Provided records:
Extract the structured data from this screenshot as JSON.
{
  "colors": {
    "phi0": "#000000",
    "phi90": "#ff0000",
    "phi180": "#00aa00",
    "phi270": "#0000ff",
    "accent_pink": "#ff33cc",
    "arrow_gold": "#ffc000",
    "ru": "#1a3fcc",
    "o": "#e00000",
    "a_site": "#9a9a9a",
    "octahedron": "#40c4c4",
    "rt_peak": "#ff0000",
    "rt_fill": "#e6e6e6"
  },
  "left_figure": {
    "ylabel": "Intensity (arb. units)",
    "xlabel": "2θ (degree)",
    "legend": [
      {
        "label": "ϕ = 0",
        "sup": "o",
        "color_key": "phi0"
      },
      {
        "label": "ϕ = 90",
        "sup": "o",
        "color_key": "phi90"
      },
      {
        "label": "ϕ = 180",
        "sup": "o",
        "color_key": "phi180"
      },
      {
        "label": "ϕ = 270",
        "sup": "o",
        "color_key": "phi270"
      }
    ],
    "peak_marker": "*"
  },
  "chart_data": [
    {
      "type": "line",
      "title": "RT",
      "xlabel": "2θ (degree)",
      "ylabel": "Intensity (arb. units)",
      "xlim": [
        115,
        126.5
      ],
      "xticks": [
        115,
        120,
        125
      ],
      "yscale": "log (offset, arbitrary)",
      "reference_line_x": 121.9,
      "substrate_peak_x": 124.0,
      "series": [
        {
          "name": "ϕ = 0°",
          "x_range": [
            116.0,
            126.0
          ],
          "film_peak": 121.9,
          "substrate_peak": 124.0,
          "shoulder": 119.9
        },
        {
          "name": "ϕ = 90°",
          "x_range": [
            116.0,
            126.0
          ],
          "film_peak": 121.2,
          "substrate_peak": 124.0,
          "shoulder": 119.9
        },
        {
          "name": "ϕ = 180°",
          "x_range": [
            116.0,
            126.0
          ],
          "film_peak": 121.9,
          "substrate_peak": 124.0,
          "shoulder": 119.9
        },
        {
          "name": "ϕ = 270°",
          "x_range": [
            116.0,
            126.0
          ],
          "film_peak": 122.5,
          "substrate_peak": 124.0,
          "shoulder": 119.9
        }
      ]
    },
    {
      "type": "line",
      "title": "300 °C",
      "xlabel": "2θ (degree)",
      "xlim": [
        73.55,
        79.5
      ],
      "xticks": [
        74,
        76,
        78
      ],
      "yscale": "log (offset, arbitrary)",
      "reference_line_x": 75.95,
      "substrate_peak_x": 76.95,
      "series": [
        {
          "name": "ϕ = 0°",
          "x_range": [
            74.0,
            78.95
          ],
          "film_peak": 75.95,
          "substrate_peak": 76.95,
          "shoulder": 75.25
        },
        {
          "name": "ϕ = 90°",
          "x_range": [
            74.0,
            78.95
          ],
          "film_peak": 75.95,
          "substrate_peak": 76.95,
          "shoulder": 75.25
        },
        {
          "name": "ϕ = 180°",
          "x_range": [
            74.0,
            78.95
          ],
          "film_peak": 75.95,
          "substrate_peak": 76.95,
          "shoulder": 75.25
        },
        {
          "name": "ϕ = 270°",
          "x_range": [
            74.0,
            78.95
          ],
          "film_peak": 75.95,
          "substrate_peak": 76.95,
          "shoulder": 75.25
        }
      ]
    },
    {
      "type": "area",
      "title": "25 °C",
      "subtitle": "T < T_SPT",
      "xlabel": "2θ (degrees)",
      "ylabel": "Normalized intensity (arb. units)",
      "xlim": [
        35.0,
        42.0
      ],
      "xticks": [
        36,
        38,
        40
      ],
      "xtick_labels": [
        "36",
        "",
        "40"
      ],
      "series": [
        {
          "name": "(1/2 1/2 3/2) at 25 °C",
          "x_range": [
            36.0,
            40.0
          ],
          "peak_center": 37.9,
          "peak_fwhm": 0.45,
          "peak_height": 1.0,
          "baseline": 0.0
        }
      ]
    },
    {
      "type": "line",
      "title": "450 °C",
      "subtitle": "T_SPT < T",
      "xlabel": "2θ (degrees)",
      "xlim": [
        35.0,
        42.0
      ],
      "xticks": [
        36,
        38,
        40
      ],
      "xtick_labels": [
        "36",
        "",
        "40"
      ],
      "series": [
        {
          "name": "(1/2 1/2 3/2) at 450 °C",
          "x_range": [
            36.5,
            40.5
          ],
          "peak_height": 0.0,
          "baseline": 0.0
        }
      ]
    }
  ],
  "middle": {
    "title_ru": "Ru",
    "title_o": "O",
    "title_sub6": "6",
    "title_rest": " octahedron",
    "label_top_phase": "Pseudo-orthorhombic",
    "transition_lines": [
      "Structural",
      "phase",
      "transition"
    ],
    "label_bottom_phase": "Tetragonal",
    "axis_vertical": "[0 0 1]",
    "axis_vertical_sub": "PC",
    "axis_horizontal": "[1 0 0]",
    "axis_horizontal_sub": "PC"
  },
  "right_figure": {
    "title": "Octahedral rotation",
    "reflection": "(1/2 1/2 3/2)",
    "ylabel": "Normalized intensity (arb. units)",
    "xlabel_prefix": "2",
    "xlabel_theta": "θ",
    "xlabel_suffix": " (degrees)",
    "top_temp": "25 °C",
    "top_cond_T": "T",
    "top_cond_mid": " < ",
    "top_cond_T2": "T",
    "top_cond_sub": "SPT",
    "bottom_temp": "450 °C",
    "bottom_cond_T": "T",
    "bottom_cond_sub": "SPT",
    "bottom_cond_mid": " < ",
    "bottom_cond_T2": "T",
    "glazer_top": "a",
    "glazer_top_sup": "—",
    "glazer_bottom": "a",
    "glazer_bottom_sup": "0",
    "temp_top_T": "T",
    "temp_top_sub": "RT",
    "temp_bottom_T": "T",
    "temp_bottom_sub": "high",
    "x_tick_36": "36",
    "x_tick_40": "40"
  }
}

Instruction:
Each record above should be restated word for word.

Complete output:
Extract the structured data from this screenshot as JSON.
{
  "colors": {
    "phi0": "#000000",
    "phi90": "#ff0000",
    "phi180": "#00aa00",
    "phi270": "#0000ff",
    "accent_pink": "#ff33cc",
    "arrow_gold": "#ffc000",
    "ru": "#1a3fcc",
    "o": "#e00000",
    "a_site": "#9a9a9a",
    "octahedron": "#40c4c4",
    "rt_peak": "#ff0000",
    "rt_fill": "#e6e6e6"
  },
  "left_figure": {
    "ylabel": "Intensity (arb. units)",
    "xlabel": "2θ (degree)",
    "legend": [
      {
        "label": "ϕ = 0",
        "sup": "o",
        "color_key": "phi0"
      },
      {
        "label": "ϕ = 90",
        "sup": "o",
        "color_key": "phi90"
      },
      {
        "label": "ϕ = 180",
        "sup": "o",
        "color_key": "phi180"
      },
      {
        "label": "ϕ = 270",
        "sup": "o",
        "color_key": "phi270"
      }
    ],
    "peak_marker": "*"
  },
  "chart_data": [
    {
      "type": "line",
      "title": "RT",
      "xlabel": "2θ (degree)",
      "ylabel": "Intensity (arb. units)",
      "xlim": [
        115,
        126.5
      ],
      "xticks": [
        115,
        120,
        125
      ],
      "yscale": "log (offset, arbitrary)",
      "reference_line_x": 121.9,
      "substrate_peak_x": 124.0,
      "series": [
        {
          "name": "ϕ = 0°",
          "x_range": [
            116.0,
            126.0
          ],
          "film_peak": 121.9,
          "substrate_peak": 124.0,
          "shoulder": 119.9
        },
        {
          "name": "ϕ = 90°",
          "x_range": [
            116.0,
            126.0
          ],
          "film_peak": 121.2,
          "substrate_peak": 124.0,
          "shoulder": 119.9
        },
        {
          "name": "ϕ = 180°",
          "x_range": [
            116.0,
            126.0
          ],
          "film_peak": 121.9,
          "substrate_peak": 124.0,
          "shoulder": 119.9
        },
        {
          "name": "ϕ = 270°",
          "x_range": [
            116.0,
            126.0
          ],
          "film_peak": 122.5,
          "substrate_peak": 124.0,
          "shoulder": 119.9
        }
      ]
    },
    {
      "type": "line",
      "title": "300 °C",
      "xlabel": "2θ (degree)",
      "xlim": [
        73.55,
        79.5
      ],
      "xticks": [
        74,
        76,
        78
      ],
      "yscale": "log (offset, arbitrary)",
      "reference_line_x": 75.95,
      "substrate_peak_x": 76.95,
      "series": [
        {
          "name": "ϕ = 0°",
          "x_range": [
            74.0,
            78.95
          ],
          "film_peak": 75.95,
          "substrate_peak": 76.95,
          "shoulder": 75.25
        },
        {
          "name": "ϕ = 90°",
          "x_range": [
            74.0,
            78.95
          ],
          "film_peak": 75.95,
          "substrate_peak": 76.95,
          "shoulder": 75.25
        },
        {
          "name": "ϕ = 180°",
          "x_range": [
            74.0,
            78.95
          ],
          "film_peak": 75.95,
          "substrate_peak": 76.95,
          "shoulder": 75.25
        },
        {
          "name": "ϕ = 270°",
          "x_range": [
            74.0,
            78.95
          ],
          "film_peak": 75.95,
          "substrate_peak": 76.95,
          "shoulder": 75.25
        }
      ]
    },
    {
      "type": "area",
      "title": "25 °C",
      "subtitle": "T < T_SPT",
      "xlabel": "2θ (degrees)",
      "ylabel": "Normalized intensity (arb. units)",
      "xlim": [
        35.0,
        42.0
      ],
      "xticks": [
        36,
        38,
        40
      ],
      "xtick_labels": [
        "36",
        "",
        "40"
      ],
      "series": [
        {
          "name": "(1/2 1/2 3/2) at 25 °C",
          "x_range": [
            36.0,
            40.0
          ],
          "peak_center": 37.9,
          "peak_fwhm": 0.45,
          "peak_height": 1.0,
          "baseline": 0.0
        }
      ]
    },
    {
      "type": "line",
      "title": "450 °C",
      "subtitle": "T_SPT < T",
      "xlabel": "2θ (degrees)",
      "xlim": [
        35.0,
        42.0
      ],
      "xticks": [
        36,
        38,
        40
      ],
      "xtick_labels": [
        "36",
        "",
        "40"
      ],
      "series": [
        {
          "name": "(1/2 1/2 3/2) at 450 °C",
          "x_range": [
            36.5,
            40.5
          ],
          "peak_height": 0.0,
          "baseline": 0.0
        }
      ]
    }
  ],
  "middle": {
    "title_ru": "Ru",
    "title_o": "O",
    "title_sub6": "6",
    "title_rest": " octahedron",
    "label_top_phase": "Pseudo-orthorhombic",
    "transition_lines": [
      "Structural",
      "phase",
      "transition"
    ],
    "label_bottom_phase": "Tetragonal",
    "axis_vertical": "[0 0 1]",
    "axis_vertical_sub": "PC",
    "axis_horizontal": "[1 0 0]",
    "axis_horizontal_sub": "PC"
  },
  "right_figure": {
    "title": "Octahedral rotation",
    "reflection": "(1/2 1/2 3/2)",
    "ylabel": "Normalized intensity (arb. units)",
    "xlabel_prefix": "2",
    "xlabel_theta": "θ",
    "xlabel_suffix": " (degrees)",
    "top_temp": "25 °C",
    "top_cond_T": "T",
    "top_cond_mid": " < ",
    "top_cond_T2": "T",
    "top_cond_sub": "SPT",
    "bottom_temp": "450 °C",
    "bottom_cond_T": "T",
    "bottom_cond_sub": "SPT",
    "bottom_cond_mid": " < ",
    "bottom_cond_T2": "T",
    "glazer_top": "a",
    "glazer_top_sup": "—",
    "glazer_bottom": "a",
    "glazer_bottom_sup": "0",
    "temp_top_T": "T",
    "temp_top_sub": "RT",
    "temp_bottom_T": "T",
    "temp_bottom_sub": "high",
    "x_tick_36": "36",
    "x_tick_40": "40"
  }
}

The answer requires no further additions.